REQUIRED WORK |
Skip the pictures and quote all of the lines exactly.

Figure content listings:
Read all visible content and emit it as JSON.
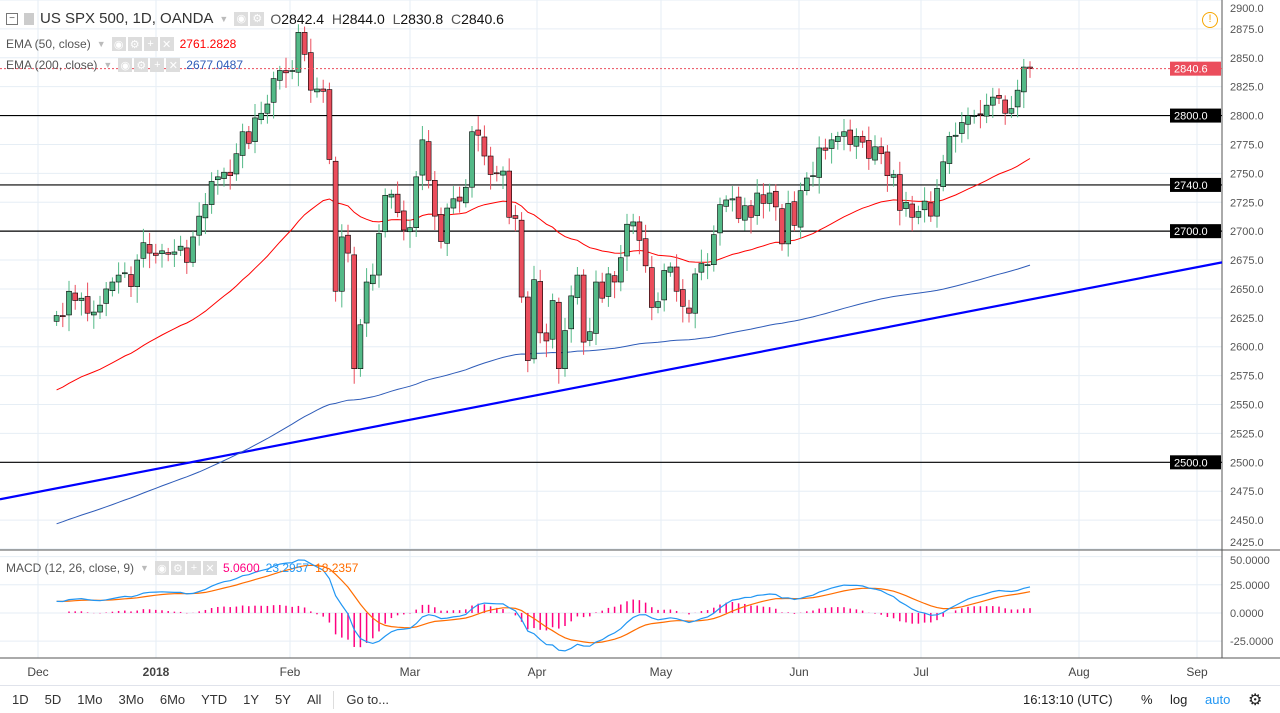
{
  "header": {
    "symbol": "US SPX 500, 1D, OANDA",
    "o_label": "O",
    "o": "2842.4",
    "h_label": "H",
    "h": "2844.0",
    "l_label": "L",
    "l": "2830.8",
    "c_label": "C",
    "c": "2840.6"
  },
  "indicators": {
    "ema50": {
      "label": "EMA (50, close)",
      "value": "2761.2828",
      "color": "#ff0000"
    },
    "ema200": {
      "label": "EMA (200, close)",
      "value": "2677.0487",
      "color": "#2e5bb8"
    },
    "macd": {
      "label": "MACD (12, 26, close, 9)",
      "hist": "5.0600",
      "macd": "23.2957",
      "signal": "18.2357",
      "hist_color": "#ff0080",
      "macd_color": "#2196f3",
      "signal_color": "#ff6d00"
    }
  },
  "toolbar": {
    "ranges": [
      "1D",
      "5D",
      "1Mo",
      "3Mo",
      "6Mo",
      "YTD",
      "1Y",
      "5Y",
      "All"
    ],
    "goto": "Go to...",
    "time": "16:13:10 (UTC)",
    "percent": "%",
    "log": "log",
    "auto": "auto"
  },
  "chart_data": {
    "type": "candlestick",
    "last_date": "2018-07-26",
    "closes": [
      2627,
      2626,
      2648,
      2640,
      2642,
      2629,
      2630,
      2636,
      2650,
      2656,
      2662,
      2664,
      2652,
      2675,
      2690,
      2681,
      2679,
      2683,
      2680,
      2682,
      2687,
      2673,
      2695,
      2713,
      2723,
      2743,
      2747,
      2751,
      2748,
      2767,
      2786,
      2776,
      2798,
      2802,
      2810,
      2832,
      2839,
      2837,
      2839,
      2872,
      2853,
      2822,
      2823,
      2821,
      2762,
      2648,
      2695,
      2681,
      2581,
      2619,
      2656,
      2662,
      2698,
      2731,
      2732,
      2716,
      2701,
      2703,
      2747,
      2779,
      2744,
      2713,
      2691,
      2720,
      2728,
      2726,
      2738,
      2786,
      2783,
      2765,
      2749,
      2750,
      2752,
      2712,
      2711,
      2643,
      2588,
      2658,
      2612,
      2605,
      2640,
      2581,
      2614,
      2644,
      2662,
      2604,
      2613,
      2656,
      2642,
      2663,
      2656,
      2677,
      2706,
      2708,
      2692,
      2670,
      2634,
      2639,
      2666,
      2669,
      2648,
      2635,
      2629,
      2663,
      2672,
      2671,
      2697,
      2723,
      2727,
      2728,
      2711,
      2722,
      2712,
      2733,
      2724,
      2733,
      2721,
      2689,
      2724,
      2705,
      2735,
      2746,
      2748,
      2772,
      2770,
      2779,
      2782,
      2786,
      2775,
      2782,
      2777,
      2763,
      2773,
      2767,
      2748,
      2749,
      2718,
      2725,
      2712,
      2717,
      2726,
      2713,
      2737,
      2760,
      2782,
      2783,
      2794,
      2800,
      2800,
      2801,
      2809,
      2816,
      2815,
      2802,
      2806,
      2822,
      2842,
      2840.6
    ],
    "last_price": "2840.6",
    "price_ticks": [
      "2900.0",
      "2875.0",
      "2850.0",
      "2825.0",
      "2800.0",
      "2775.0",
      "2750.0",
      "2725.0",
      "2700.0",
      "2675.0",
      "2650.0",
      "2625.0",
      "2600.0",
      "2575.0",
      "2550.0",
      "2525.0",
      "2500.0",
      "2475.0",
      "2450.0",
      "2425.0"
    ],
    "price_range": [
      2425,
      2900
    ],
    "levels": [
      {
        "price": 2800,
        "label": "2800.0"
      },
      {
        "price": 2740,
        "label": "2740.0"
      },
      {
        "price": 2700,
        "label": "2700.0"
      },
      {
        "price": 2500,
        "label": "2500.0"
      }
    ],
    "trendline": {
      "start_price": 2468,
      "end_price": 2673,
      "color": "#0000ff"
    },
    "macd_ticks": [
      "50.0000",
      "25.0000",
      "0.0000",
      "-25.0000"
    ],
    "macd_range": [
      -40,
      55
    ],
    "x_ticks": [
      "Dec",
      "2018",
      "Feb",
      "Mar",
      "Apr",
      "May",
      "Jun",
      "Jul",
      "Aug",
      "Sep"
    ],
    "up_color": "#53b987",
    "down_color": "#eb4d5c",
    "grid": true
  }
}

CORRECT RESULT |
Read all visible content and emit it as JSON.
{
  "header": {
    "symbol": "US SPX 500, 1D, OANDA",
    "o_label": "O",
    "o": "2842.4",
    "h_label": "H",
    "h": "2844.0",
    "l_label": "L",
    "l": "2830.8",
    "c_label": "C",
    "c": "2840.6"
  },
  "indicators": {
    "ema50": {
      "label": "EMA (50, close)",
      "value": "2761.2828",
      "color": "#ff0000"
    },
    "ema200": {
      "label": "EMA (200, close)",
      "value": "2677.0487",
      "color": "#2e5bb8"
    },
    "macd": {
      "label": "MACD (12, 26, close, 9)",
      "hist": "5.0600",
      "macd": "23.2957",
      "signal": "18.2357",
      "hist_color": "#ff0080",
      "macd_color": "#2196f3",
      "signal_color": "#ff6d00"
    }
  },
  "toolbar": {
    "ranges": [
      "1D",
      "5D",
      "1Mo",
      "3Mo",
      "6Mo",
      "YTD",
      "1Y",
      "5Y",
      "All"
    ],
    "goto": "Go to...",
    "time": "16:13:10 (UTC)",
    "percent": "%",
    "log": "log",
    "auto": "auto"
  },
  "chart_data": {
    "type": "candlestick",
    "last_date": "2018-07-26",
    "closes": [
      2627,
      2626,
      2648,
      2640,
      2642,
      2629,
      2630,
      2636,
      2650,
      2656,
      2662,
      2664,
      2652,
      2675,
      2690,
      2681,
      2679,
      2683,
      2680,
      2682,
      2687,
      2673,
      2695,
      2713,
      2723,
      2743,
      2747,
      2751,
      2748,
      2767,
      2786,
      2776,
      2798,
      2802,
      2810,
      2832,
      2839,
      2837,
      2839,
      2872,
      2853,
      2822,
      2823,
      2821,
      2762,
      2648,
      2695,
      2681,
      2581,
      2619,
      2656,
      2662,
      2698,
      2731,
      2732,
      2716,
      2701,
      2703,
      2747,
      2779,
      2744,
      2713,
      2691,
      2720,
      2728,
      2726,
      2738,
      2786,
      2783,
      2765,
      2749,
      2750,
      2752,
      2712,
      2711,
      2643,
      2588,
      2658,
      2612,
      2605,
      2640,
      2581,
      2614,
      2644,
      2662,
      2604,
      2613,
      2656,
      2642,
      2663,
      2656,
      2677,
      2706,
      2708,
      2692,
      2670,
      2634,
      2639,
      2666,
      2669,
      2648,
      2635,
      2629,
      2663,
      2672,
      2671,
      2697,
      2723,
      2727,
      2728,
      2711,
      2722,
      2712,
      2733,
      2724,
      2733,
      2721,
      2689,
      2724,
      2705,
      2735,
      2746,
      2748,
      2772,
      2770,
      2779,
      2782,
      2786,
      2775,
      2782,
      2777,
      2763,
      2773,
      2767,
      2748,
      2749,
      2718,
      2725,
      2712,
      2717,
      2726,
      2713,
      2737,
      2760,
      2782,
      2783,
      2794,
      2800,
      2800,
      2801,
      2809,
      2816,
      2815,
      2802,
      2806,
      2822,
      2842,
      2840.6
    ],
    "last_price": "2840.6",
    "price_ticks": [
      "2900.0",
      "2875.0",
      "2850.0",
      "2825.0",
      "2800.0",
      "2775.0",
      "2750.0",
      "2725.0",
      "2700.0",
      "2675.0",
      "2650.0",
      "2625.0",
      "2600.0",
      "2575.0",
      "2550.0",
      "2525.0",
      "2500.0",
      "2475.0",
      "2450.0",
      "2425.0"
    ],
    "price_range": [
      2425,
      2900
    ],
    "levels": [
      {
        "price": 2800,
        "label": "2800.0"
      },
      {
        "price": 2740,
        "label": "2740.0"
      },
      {
        "price": 2700,
        "label": "2700.0"
      },
      {
        "price": 2500,
        "label": "2500.0"
      }
    ],
    "trendline": {
      "start_price": 2468,
      "end_price": 2673,
      "color": "#0000ff"
    },
    "macd_ticks": [
      "50.0000",
      "25.0000",
      "0.0000",
      "-25.0000"
    ],
    "macd_range": [
      -40,
      55
    ],
    "x_ticks": [
      "Dec",
      "2018",
      "Feb",
      "Mar",
      "Apr",
      "May",
      "Jun",
      "Jul",
      "Aug",
      "Sep"
    ],
    "up_color": "#53b987",
    "down_color": "#eb4d5c",
    "grid": true
  }
}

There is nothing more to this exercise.